Return the lines where the word "Output" occurs.

[Begin]

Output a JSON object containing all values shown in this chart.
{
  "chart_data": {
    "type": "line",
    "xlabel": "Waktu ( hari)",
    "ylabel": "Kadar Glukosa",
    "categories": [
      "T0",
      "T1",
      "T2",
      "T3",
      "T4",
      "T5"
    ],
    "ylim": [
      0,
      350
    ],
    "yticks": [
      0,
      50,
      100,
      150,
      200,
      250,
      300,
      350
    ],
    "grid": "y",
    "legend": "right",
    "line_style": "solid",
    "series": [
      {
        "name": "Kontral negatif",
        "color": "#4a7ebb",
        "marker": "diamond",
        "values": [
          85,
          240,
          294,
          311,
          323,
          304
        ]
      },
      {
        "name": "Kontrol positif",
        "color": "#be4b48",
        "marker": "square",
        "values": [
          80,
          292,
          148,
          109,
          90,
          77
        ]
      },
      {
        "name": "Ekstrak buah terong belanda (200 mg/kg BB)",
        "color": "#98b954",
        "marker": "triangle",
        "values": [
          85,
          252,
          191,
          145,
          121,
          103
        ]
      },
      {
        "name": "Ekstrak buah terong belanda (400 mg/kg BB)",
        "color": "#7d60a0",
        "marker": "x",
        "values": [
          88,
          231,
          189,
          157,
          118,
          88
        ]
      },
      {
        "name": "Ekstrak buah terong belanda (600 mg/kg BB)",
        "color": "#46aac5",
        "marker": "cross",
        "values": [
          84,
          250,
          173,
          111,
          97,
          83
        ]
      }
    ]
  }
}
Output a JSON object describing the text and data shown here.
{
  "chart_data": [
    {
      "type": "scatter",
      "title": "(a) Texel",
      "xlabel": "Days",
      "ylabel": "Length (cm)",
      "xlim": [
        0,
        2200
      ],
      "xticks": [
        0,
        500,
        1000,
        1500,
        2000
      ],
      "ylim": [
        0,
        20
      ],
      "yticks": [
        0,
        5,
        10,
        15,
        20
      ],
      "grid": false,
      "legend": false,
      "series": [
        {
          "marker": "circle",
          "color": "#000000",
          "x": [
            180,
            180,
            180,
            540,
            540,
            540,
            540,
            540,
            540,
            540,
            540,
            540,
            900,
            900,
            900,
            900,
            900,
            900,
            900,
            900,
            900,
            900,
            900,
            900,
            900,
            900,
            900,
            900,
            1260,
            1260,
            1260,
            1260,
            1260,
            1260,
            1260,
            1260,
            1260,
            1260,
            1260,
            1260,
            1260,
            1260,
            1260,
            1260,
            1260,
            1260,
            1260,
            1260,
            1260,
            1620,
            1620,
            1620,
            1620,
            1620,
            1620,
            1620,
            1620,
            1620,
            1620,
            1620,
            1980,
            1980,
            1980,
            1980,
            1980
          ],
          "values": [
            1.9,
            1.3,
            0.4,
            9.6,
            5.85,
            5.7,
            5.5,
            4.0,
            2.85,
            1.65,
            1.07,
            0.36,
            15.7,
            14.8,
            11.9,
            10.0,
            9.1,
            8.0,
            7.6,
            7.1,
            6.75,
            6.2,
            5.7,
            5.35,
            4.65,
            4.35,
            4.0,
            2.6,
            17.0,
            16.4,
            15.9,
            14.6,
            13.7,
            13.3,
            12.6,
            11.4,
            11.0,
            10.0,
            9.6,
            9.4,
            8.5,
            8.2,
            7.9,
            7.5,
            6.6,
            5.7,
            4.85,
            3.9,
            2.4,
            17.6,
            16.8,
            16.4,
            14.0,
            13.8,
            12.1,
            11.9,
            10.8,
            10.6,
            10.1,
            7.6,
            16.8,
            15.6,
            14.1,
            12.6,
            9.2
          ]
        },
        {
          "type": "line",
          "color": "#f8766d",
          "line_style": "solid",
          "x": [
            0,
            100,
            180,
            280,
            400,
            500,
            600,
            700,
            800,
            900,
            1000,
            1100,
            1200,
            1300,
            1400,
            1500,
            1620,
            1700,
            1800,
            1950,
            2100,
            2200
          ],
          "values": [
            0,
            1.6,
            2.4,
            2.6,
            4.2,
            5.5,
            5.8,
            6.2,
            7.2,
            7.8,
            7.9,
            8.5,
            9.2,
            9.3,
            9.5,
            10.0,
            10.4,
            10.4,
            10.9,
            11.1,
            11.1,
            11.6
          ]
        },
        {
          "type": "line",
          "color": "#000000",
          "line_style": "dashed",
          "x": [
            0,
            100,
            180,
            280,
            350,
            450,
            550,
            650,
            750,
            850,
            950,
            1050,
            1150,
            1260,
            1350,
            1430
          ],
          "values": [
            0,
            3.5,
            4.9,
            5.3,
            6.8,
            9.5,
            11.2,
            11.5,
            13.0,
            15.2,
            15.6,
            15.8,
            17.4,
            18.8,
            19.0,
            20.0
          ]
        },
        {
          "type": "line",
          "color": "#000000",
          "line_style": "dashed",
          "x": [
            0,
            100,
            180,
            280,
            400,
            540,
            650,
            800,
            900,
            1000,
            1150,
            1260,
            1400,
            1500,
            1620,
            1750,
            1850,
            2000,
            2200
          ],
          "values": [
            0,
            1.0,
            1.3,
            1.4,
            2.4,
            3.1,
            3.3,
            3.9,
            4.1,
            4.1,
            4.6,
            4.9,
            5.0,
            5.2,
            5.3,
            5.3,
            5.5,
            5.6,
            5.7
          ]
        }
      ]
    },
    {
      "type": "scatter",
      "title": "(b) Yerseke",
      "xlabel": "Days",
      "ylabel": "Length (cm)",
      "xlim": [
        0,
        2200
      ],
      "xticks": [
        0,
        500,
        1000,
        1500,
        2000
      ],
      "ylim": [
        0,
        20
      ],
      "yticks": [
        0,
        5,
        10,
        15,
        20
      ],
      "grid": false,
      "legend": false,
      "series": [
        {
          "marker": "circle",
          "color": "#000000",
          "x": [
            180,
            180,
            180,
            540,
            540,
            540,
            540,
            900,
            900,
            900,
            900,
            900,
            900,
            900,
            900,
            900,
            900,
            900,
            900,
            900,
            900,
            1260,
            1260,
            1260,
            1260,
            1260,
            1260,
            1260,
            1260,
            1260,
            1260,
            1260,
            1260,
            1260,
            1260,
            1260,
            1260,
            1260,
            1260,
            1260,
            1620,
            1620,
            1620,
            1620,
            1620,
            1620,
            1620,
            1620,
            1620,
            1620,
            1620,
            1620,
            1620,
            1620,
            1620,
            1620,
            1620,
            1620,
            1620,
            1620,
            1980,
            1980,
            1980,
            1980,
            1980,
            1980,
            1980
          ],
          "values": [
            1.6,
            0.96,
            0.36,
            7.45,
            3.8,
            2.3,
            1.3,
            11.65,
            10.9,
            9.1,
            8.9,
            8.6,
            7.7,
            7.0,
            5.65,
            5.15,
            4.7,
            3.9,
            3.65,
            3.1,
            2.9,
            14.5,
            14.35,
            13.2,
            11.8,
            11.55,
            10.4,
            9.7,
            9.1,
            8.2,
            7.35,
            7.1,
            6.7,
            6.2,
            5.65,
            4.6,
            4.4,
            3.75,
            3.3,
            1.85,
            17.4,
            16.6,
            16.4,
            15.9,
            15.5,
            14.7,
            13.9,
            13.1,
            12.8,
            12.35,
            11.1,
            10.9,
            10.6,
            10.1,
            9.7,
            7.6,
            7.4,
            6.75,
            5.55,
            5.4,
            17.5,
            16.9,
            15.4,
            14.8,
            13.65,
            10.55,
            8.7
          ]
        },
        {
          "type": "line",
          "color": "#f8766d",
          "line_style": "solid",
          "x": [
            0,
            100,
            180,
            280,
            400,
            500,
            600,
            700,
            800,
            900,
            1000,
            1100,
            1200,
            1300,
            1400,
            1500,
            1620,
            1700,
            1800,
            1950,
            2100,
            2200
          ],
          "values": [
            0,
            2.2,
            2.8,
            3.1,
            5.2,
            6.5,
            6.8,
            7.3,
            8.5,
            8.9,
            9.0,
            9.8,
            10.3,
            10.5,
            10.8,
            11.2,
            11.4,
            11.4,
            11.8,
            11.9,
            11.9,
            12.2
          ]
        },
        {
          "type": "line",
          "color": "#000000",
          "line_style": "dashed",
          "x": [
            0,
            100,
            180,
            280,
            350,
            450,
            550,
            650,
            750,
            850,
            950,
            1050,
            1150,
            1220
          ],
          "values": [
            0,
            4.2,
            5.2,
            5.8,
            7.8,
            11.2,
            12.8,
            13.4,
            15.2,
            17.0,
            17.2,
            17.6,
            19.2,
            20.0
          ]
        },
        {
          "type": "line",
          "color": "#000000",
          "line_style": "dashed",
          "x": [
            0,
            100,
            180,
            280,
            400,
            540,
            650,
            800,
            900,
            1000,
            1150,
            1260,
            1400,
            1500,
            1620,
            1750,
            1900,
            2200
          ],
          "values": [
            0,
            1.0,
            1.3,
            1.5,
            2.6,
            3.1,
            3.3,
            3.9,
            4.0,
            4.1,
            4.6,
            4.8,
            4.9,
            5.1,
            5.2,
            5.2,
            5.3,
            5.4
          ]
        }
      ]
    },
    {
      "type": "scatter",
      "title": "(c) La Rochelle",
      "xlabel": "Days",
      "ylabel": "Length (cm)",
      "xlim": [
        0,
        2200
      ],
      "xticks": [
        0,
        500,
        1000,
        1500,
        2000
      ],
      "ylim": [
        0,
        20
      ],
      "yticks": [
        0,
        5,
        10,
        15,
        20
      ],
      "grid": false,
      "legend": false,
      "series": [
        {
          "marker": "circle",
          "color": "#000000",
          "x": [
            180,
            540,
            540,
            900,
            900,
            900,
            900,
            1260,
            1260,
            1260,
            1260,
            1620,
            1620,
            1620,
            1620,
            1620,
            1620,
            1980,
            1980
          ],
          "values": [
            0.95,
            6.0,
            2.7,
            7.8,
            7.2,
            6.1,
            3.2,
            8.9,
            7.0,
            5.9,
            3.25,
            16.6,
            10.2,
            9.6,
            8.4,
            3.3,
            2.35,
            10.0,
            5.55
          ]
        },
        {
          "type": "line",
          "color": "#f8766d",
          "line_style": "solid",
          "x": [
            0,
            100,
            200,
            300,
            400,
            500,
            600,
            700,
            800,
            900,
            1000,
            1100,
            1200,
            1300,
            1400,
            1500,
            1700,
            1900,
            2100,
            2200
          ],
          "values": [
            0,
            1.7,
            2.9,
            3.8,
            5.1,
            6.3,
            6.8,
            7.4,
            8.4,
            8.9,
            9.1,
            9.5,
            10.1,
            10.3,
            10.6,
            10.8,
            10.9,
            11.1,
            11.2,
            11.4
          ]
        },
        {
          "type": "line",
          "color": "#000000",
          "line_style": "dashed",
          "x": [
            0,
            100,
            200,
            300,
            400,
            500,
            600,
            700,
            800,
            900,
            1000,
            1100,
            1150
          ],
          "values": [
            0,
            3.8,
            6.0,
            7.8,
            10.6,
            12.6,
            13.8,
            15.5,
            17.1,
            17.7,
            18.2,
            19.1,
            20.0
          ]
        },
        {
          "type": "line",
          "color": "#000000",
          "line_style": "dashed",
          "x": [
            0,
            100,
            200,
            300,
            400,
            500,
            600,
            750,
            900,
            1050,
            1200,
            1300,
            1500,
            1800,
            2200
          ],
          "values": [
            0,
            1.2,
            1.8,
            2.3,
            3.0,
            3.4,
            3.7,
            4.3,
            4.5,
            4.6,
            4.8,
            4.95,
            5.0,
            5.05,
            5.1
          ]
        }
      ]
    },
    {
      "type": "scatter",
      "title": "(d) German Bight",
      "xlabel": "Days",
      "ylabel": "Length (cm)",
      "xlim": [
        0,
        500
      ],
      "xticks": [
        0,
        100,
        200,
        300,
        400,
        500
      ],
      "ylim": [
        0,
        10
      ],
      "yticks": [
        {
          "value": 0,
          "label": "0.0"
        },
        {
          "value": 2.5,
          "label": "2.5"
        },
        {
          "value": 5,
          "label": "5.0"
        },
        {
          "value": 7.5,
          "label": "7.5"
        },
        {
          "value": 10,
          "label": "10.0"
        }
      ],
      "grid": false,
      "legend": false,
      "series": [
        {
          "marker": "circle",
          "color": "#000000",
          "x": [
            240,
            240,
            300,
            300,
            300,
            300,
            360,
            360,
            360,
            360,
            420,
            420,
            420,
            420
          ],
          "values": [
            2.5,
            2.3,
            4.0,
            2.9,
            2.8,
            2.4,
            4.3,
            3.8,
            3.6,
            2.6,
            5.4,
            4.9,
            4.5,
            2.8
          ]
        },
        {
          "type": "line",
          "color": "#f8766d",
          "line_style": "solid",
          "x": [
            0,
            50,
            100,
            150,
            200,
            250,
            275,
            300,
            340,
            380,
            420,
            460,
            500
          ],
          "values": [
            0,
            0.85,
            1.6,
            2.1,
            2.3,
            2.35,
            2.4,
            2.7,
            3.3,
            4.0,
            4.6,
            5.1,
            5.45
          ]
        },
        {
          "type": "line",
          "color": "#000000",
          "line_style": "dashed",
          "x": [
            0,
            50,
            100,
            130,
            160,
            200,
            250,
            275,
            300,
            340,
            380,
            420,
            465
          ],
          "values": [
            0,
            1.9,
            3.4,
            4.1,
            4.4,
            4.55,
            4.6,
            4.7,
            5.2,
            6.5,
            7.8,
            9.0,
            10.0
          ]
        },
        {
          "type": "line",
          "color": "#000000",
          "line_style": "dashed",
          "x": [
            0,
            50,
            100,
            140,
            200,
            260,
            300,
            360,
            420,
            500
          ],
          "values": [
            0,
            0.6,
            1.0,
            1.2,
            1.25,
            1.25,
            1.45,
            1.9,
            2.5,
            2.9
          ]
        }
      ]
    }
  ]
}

[End]

**Written response**
Output a JSON object containing all values shown in this chart.
Output a JSON object describing the text and data shown here.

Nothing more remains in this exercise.